[Dataset rows about figures]
========
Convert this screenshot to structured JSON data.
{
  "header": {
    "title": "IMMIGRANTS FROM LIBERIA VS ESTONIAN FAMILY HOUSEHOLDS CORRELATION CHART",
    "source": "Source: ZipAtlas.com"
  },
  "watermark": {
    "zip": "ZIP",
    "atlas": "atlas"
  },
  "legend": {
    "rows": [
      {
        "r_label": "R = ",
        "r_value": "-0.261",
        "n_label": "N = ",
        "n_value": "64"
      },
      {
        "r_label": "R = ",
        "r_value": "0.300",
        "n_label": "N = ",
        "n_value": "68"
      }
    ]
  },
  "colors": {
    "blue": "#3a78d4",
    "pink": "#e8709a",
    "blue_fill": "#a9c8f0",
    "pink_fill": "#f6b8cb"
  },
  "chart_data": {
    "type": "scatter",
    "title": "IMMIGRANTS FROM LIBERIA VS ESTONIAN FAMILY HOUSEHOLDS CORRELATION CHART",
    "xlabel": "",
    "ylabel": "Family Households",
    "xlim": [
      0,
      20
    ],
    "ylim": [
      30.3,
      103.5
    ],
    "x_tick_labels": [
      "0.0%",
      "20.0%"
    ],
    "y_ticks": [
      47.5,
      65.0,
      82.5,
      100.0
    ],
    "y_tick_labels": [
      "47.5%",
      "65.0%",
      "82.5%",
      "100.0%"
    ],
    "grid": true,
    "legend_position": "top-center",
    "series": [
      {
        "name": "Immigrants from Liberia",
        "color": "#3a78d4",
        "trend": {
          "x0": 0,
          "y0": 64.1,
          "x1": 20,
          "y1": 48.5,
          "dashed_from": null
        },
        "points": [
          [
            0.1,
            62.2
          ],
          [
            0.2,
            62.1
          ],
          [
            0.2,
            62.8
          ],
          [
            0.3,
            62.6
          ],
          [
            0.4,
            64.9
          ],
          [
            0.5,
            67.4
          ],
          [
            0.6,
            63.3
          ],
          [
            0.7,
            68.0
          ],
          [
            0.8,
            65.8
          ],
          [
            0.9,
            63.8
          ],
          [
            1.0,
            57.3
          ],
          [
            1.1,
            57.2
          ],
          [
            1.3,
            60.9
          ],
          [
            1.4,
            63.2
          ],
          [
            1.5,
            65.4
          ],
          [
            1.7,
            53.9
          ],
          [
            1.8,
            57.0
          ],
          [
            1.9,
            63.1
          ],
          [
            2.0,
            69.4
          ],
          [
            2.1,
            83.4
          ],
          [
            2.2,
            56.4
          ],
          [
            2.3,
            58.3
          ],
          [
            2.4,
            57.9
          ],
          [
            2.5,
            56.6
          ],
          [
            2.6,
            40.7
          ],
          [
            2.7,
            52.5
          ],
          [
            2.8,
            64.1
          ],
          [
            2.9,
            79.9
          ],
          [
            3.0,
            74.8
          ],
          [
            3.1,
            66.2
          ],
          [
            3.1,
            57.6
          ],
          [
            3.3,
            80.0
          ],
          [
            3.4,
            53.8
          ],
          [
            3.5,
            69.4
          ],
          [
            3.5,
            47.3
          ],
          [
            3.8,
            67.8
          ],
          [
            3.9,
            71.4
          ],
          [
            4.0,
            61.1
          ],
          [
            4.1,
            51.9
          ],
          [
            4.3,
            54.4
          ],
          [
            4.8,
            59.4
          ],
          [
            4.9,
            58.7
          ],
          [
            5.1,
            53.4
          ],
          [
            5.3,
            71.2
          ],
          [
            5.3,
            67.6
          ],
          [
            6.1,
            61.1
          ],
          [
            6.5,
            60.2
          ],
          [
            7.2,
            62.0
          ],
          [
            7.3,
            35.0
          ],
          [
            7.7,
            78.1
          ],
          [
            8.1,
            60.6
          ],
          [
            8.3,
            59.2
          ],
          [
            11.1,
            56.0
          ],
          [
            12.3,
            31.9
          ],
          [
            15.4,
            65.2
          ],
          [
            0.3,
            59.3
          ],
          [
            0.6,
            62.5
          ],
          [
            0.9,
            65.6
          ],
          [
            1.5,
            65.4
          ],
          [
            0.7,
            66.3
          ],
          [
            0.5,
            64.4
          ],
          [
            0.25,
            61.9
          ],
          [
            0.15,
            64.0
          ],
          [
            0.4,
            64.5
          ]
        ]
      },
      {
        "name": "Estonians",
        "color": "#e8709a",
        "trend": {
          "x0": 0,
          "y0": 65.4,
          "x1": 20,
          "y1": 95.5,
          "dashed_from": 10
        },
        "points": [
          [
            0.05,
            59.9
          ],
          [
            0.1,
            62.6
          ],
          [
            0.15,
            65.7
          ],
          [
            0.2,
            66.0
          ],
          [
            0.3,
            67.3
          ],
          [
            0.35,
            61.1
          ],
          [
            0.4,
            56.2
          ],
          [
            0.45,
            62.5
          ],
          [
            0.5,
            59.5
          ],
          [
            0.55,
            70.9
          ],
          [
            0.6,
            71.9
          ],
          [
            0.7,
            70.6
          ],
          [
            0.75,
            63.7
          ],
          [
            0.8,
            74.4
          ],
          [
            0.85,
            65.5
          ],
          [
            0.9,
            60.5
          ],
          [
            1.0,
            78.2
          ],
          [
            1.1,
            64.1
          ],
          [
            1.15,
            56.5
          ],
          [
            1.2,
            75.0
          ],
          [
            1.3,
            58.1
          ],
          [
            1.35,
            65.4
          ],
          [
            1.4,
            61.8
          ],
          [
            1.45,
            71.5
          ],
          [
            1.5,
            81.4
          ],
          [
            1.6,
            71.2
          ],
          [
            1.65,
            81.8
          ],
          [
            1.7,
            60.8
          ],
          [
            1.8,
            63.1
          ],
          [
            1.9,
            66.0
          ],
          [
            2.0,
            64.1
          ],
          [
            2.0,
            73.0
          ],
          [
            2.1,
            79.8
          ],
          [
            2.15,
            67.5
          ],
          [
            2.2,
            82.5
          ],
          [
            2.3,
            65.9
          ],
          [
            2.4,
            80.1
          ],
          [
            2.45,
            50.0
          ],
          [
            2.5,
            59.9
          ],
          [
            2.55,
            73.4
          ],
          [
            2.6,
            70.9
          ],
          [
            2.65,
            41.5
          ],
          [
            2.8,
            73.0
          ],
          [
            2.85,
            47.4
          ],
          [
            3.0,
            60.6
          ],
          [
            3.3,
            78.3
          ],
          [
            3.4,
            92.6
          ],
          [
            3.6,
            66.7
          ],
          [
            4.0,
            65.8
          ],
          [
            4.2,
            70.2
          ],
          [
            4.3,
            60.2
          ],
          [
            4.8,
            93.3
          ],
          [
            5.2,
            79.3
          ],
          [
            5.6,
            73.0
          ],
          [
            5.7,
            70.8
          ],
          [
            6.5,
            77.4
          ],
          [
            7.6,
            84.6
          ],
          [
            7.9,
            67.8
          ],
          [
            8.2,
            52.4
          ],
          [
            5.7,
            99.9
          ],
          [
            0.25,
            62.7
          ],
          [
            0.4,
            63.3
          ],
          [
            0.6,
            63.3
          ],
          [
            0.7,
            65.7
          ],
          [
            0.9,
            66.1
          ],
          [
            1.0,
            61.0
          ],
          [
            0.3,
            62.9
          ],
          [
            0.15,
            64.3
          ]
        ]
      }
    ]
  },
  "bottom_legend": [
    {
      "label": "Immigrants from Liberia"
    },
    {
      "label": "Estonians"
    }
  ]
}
========
Your task is to print the whole listing again exactly.

*RESPONSE TO THE EXERCISE*.
Convert this screenshot to structured JSON data.
{
  "header": {
    "title": "IMMIGRANTS FROM LIBERIA VS ESTONIAN FAMILY HOUSEHOLDS CORRELATION CHART",
    "source": "Source: ZipAtlas.com"
  },
  "watermark": {
    "zip": "ZIP",
    "atlas": "atlas"
  },
  "legend": {
    "rows": [
      {
        "r_label": "R = ",
        "r_value": "-0.261",
        "n_label": "N = ",
        "n_value": "64"
      },
      {
        "r_label": "R = ",
        "r_value": "0.300",
        "n_label": "N = ",
        "n_value": "68"
      }
    ]
  },
  "colors": {
    "blue": "#3a78d4",
    "pink": "#e8709a",
    "blue_fill": "#a9c8f0",
    "pink_fill": "#f6b8cb"
  },
  "chart_data": {
    "type": "scatter",
    "title": "IMMIGRANTS FROM LIBERIA VS ESTONIAN FAMILY HOUSEHOLDS CORRELATION CHART",
    "xlabel": "",
    "ylabel": "Family Households",
    "xlim": [
      0,
      20
    ],
    "ylim": [
      30.3,
      103.5
    ],
    "x_tick_labels": [
      "0.0%",
      "20.0%"
    ],
    "y_ticks": [
      47.5,
      65.0,
      82.5,
      100.0
    ],
    "y_tick_labels": [
      "47.5%",
      "65.0%",
      "82.5%",
      "100.0%"
    ],
    "grid": true,
    "legend_position": "top-center",
    "series": [
      {
        "name": "Immigrants from Liberia",
        "color": "#3a78d4",
        "trend": {
          "x0": 0,
          "y0": 64.1,
          "x1": 20,
          "y1": 48.5,
          "dashed_from": null
        },
        "points": [
          [
            0.1,
            62.2
          ],
          [
            0.2,
            62.1
          ],
          [
            0.2,
            62.8
          ],
          [
            0.3,
            62.6
          ],
          [
            0.4,
            64.9
          ],
          [
            0.5,
            67.4
          ],
          [
            0.6,
            63.3
          ],
          [
            0.7,
            68.0
          ],
          [
            0.8,
            65.8
          ],
          [
            0.9,
            63.8
          ],
          [
            1.0,
            57.3
          ],
          [
            1.1,
            57.2
          ],
          [
            1.3,
            60.9
          ],
          [
            1.4,
            63.2
          ],
          [
            1.5,
            65.4
          ],
          [
            1.7,
            53.9
          ],
          [
            1.8,
            57.0
          ],
          [
            1.9,
            63.1
          ],
          [
            2.0,
            69.4
          ],
          [
            2.1,
            83.4
          ],
          [
            2.2,
            56.4
          ],
          [
            2.3,
            58.3
          ],
          [
            2.4,
            57.9
          ],
          [
            2.5,
            56.6
          ],
          [
            2.6,
            40.7
          ],
          [
            2.7,
            52.5
          ],
          [
            2.8,
            64.1
          ],
          [
            2.9,
            79.9
          ],
          [
            3.0,
            74.8
          ],
          [
            3.1,
            66.2
          ],
          [
            3.1,
            57.6
          ],
          [
            3.3,
            80.0
          ],
          [
            3.4,
            53.8
          ],
          [
            3.5,
            69.4
          ],
          [
            3.5,
            47.3
          ],
          [
            3.8,
            67.8
          ],
          [
            3.9,
            71.4
          ],
          [
            4.0,
            61.1
          ],
          [
            4.1,
            51.9
          ],
          [
            4.3,
            54.4
          ],
          [
            4.8,
            59.4
          ],
          [
            4.9,
            58.7
          ],
          [
            5.1,
            53.4
          ],
          [
            5.3,
            71.2
          ],
          [
            5.3,
            67.6
          ],
          [
            6.1,
            61.1
          ],
          [
            6.5,
            60.2
          ],
          [
            7.2,
            62.0
          ],
          [
            7.3,
            35.0
          ],
          [
            7.7,
            78.1
          ],
          [
            8.1,
            60.6
          ],
          [
            8.3,
            59.2
          ],
          [
            11.1,
            56.0
          ],
          [
            12.3,
            31.9
          ],
          [
            15.4,
            65.2
          ],
          [
            0.3,
            59.3
          ],
          [
            0.6,
            62.5
          ],
          [
            0.9,
            65.6
          ],
          [
            1.5,
            65.4
          ],
          [
            0.7,
            66.3
          ],
          [
            0.5,
            64.4
          ],
          [
            0.25,
            61.9
          ],
          [
            0.15,
            64.0
          ],
          [
            0.4,
            64.5
          ]
        ]
      },
      {
        "name": "Estonians",
        "color": "#e8709a",
        "trend": {
          "x0": 0,
          "y0": 65.4,
          "x1": 20,
          "y1": 95.5,
          "dashed_from": 10
        },
        "points": [
          [
            0.05,
            59.9
          ],
          [
            0.1,
            62.6
          ],
          [
            0.15,
            65.7
          ],
          [
            0.2,
            66.0
          ],
          [
            0.3,
            67.3
          ],
          [
            0.35,
            61.1
          ],
          [
            0.4,
            56.2
          ],
          [
            0.45,
            62.5
          ],
          [
            0.5,
            59.5
          ],
          [
            0.55,
            70.9
          ],
          [
            0.6,
            71.9
          ],
          [
            0.7,
            70.6
          ],
          [
            0.75,
            63.7
          ],
          [
            0.8,
            74.4
          ],
          [
            0.85,
            65.5
          ],
          [
            0.9,
            60.5
          ],
          [
            1.0,
            78.2
          ],
          [
            1.1,
            64.1
          ],
          [
            1.15,
            56.5
          ],
          [
            1.2,
            75.0
          ],
          [
            1.3,
            58.1
          ],
          [
            1.35,
            65.4
          ],
          [
            1.4,
            61.8
          ],
          [
            1.45,
            71.5
          ],
          [
            1.5,
            81.4
          ],
          [
            1.6,
            71.2
          ],
          [
            1.65,
            81.8
          ],
          [
            1.7,
            60.8
          ],
          [
            1.8,
            63.1
          ],
          [
            1.9,
            66.0
          ],
          [
            2.0,
            64.1
          ],
          [
            2.0,
            73.0
          ],
          [
            2.1,
            79.8
          ],
          [
            2.15,
            67.5
          ],
          [
            2.2,
            82.5
          ],
          [
            2.3,
            65.9
          ],
          [
            2.4,
            80.1
          ],
          [
            2.45,
            50.0
          ],
          [
            2.5,
            59.9
          ],
          [
            2.55,
            73.4
          ],
          [
            2.6,
            70.9
          ],
          [
            2.65,
            41.5
          ],
          [
            2.8,
            73.0
          ],
          [
            2.85,
            47.4
          ],
          [
            3.0,
            60.6
          ],
          [
            3.3,
            78.3
          ],
          [
            3.4,
            92.6
          ],
          [
            3.6,
            66.7
          ],
          [
            4.0,
            65.8
          ],
          [
            4.2,
            70.2
          ],
          [
            4.3,
            60.2
          ],
          [
            4.8,
            93.3
          ],
          [
            5.2,
            79.3
          ],
          [
            5.6,
            73.0
          ],
          [
            5.7,
            70.8
          ],
          [
            6.5,
            77.4
          ],
          [
            7.6,
            84.6
          ],
          [
            7.9,
            67.8
          ],
          [
            8.2,
            52.4
          ],
          [
            5.7,
            99.9
          ],
          [
            0.25,
            62.7
          ],
          [
            0.4,
            63.3
          ],
          [
            0.6,
            63.3
          ],
          [
            0.7,
            65.7
          ],
          [
            0.9,
            66.1
          ],
          [
            1.0,
            61.0
          ],
          [
            0.3,
            62.9
          ],
          [
            0.15,
            64.3
          ]
        ]
      }
    ]
  },
  "bottom_legend": [
    {
      "label": "Immigrants from Liberia"
    },
    {
      "label": "Estonians"
    }
  ]
}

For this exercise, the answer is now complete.